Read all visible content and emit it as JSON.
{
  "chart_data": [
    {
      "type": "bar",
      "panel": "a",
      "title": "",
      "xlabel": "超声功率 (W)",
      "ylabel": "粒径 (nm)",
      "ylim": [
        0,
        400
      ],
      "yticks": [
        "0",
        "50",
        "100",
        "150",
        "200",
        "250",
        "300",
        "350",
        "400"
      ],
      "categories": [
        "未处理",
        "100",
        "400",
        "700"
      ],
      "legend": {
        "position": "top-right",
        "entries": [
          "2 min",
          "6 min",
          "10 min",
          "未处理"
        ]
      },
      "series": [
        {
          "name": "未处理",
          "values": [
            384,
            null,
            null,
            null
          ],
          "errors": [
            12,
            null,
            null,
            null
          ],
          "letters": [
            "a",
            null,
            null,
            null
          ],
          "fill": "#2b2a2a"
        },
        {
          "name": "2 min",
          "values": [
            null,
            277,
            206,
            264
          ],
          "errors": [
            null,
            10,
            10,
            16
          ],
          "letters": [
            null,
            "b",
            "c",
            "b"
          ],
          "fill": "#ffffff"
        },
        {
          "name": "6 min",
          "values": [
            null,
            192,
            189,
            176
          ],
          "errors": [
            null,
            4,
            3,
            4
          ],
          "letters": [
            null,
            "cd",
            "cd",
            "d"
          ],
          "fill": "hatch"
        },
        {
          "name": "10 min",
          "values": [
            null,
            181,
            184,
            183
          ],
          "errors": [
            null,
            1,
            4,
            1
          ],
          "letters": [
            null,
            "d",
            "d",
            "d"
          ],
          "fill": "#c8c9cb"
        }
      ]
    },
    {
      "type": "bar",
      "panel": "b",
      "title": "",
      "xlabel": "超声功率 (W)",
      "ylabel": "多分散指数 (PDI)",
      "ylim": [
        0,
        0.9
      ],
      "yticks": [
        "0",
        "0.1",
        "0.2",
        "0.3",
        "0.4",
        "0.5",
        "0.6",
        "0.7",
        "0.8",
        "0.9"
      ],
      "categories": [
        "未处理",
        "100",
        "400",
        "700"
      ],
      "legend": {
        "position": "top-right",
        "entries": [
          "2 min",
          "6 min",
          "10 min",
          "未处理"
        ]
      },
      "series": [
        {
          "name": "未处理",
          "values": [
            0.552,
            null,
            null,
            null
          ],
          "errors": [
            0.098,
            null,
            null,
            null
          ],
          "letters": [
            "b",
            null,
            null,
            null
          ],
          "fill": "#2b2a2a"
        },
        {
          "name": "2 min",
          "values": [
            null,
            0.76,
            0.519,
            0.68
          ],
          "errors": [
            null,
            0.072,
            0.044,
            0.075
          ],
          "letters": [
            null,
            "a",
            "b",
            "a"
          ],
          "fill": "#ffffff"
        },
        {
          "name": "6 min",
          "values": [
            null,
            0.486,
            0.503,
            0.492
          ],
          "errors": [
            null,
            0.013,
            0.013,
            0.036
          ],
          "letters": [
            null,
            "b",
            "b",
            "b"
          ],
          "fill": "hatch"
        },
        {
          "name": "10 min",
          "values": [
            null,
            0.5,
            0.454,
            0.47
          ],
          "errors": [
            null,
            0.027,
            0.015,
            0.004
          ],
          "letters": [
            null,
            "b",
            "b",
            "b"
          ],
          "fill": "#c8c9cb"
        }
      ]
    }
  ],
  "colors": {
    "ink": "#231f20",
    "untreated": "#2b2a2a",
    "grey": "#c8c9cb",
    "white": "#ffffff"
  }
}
================
*THE EXERCISE:* Copy out the whole listing exactly; please set it all down.

*OUTPUT BELOW:*
Read all visible content and emit it as JSON.
{
  "chart_data": [
    {
      "type": "bar",
      "panel": "a",
      "title": "",
      "xlabel": "超声功率 (W)",
      "ylabel": "粒径 (nm)",
      "ylim": [
        0,
        400
      ],
      "yticks": [
        "0",
        "50",
        "100",
        "150",
        "200",
        "250",
        "300",
        "350",
        "400"
      ],
      "categories": [
        "未处理",
        "100",
        "400",
        "700"
      ],
      "legend": {
        "position": "top-right",
        "entries": [
          "2 min",
          "6 min",
          "10 min",
          "未处理"
        ]
      },
      "series": [
        {
          "name": "未处理",
          "values": [
            384,
            null,
            null,
            null
          ],
          "errors": [
            12,
            null,
            null,
            null
          ],
          "letters": [
            "a",
            null,
            null,
            null
          ],
          "fill": "#2b2a2a"
        },
        {
          "name": "2 min",
          "values": [
            null,
            277,
            206,
            264
          ],
          "errors": [
            null,
            10,
            10,
            16
          ],
          "letters": [
            null,
            "b",
            "c",
            "b"
          ],
          "fill": "#ffffff"
        },
        {
          "name": "6 min",
          "values": [
            null,
            192,
            189,
            176
          ],
          "errors": [
            null,
            4,
            3,
            4
          ],
          "letters": [
            null,
            "cd",
            "cd",
            "d"
          ],
          "fill": "hatch"
        },
        {
          "name": "10 min",
          "values": [
            null,
            181,
            184,
            183
          ],
          "errors": [
            null,
            1,
            4,
            1
          ],
          "letters": [
            null,
            "d",
            "d",
            "d"
          ],
          "fill": "#c8c9cb"
        }
      ]
    },
    {
      "type": "bar",
      "panel": "b",
      "title": "",
      "xlabel": "超声功率 (W)",
      "ylabel": "多分散指数 (PDI)",
      "ylim": [
        0,
        0.9
      ],
      "yticks": [
        "0",
        "0.1",
        "0.2",
        "0.3",
        "0.4",
        "0.5",
        "0.6",
        "0.7",
        "0.8",
        "0.9"
      ],
      "categories": [
        "未处理",
        "100",
        "400",
        "700"
      ],
      "legend": {
        "position": "top-right",
        "entries": [
          "2 min",
          "6 min",
          "10 min",
          "未处理"
        ]
      },
      "series": [
        {
          "name": "未处理",
          "values": [
            0.552,
            null,
            null,
            null
          ],
          "errors": [
            0.098,
            null,
            null,
            null
          ],
          "letters": [
            "b",
            null,
            null,
            null
          ],
          "fill": "#2b2a2a"
        },
        {
          "name": "2 min",
          "values": [
            null,
            0.76,
            0.519,
            0.68
          ],
          "errors": [
            null,
            0.072,
            0.044,
            0.075
          ],
          "letters": [
            null,
            "a",
            "b",
            "a"
          ],
          "fill": "#ffffff"
        },
        {
          "name": "6 min",
          "values": [
            null,
            0.486,
            0.503,
            0.492
          ],
          "errors": [
            null,
            0.013,
            0.013,
            0.036
          ],
          "letters": [
            null,
            "b",
            "b",
            "b"
          ],
          "fill": "hatch"
        },
        {
          "name": "10 min",
          "values": [
            null,
            0.5,
            0.454,
            0.47
          ],
          "errors": [
            null,
            0.027,
            0.015,
            0.004
          ],
          "letters": [
            null,
            "b",
            "b",
            "b"
          ],
          "fill": "#c8c9cb"
        }
      ]
    }
  ],
  "colors": {
    "ink": "#231f20",
    "untreated": "#2b2a2a",
    "grey": "#c8c9cb",
    "white": "#ffffff"
  }
}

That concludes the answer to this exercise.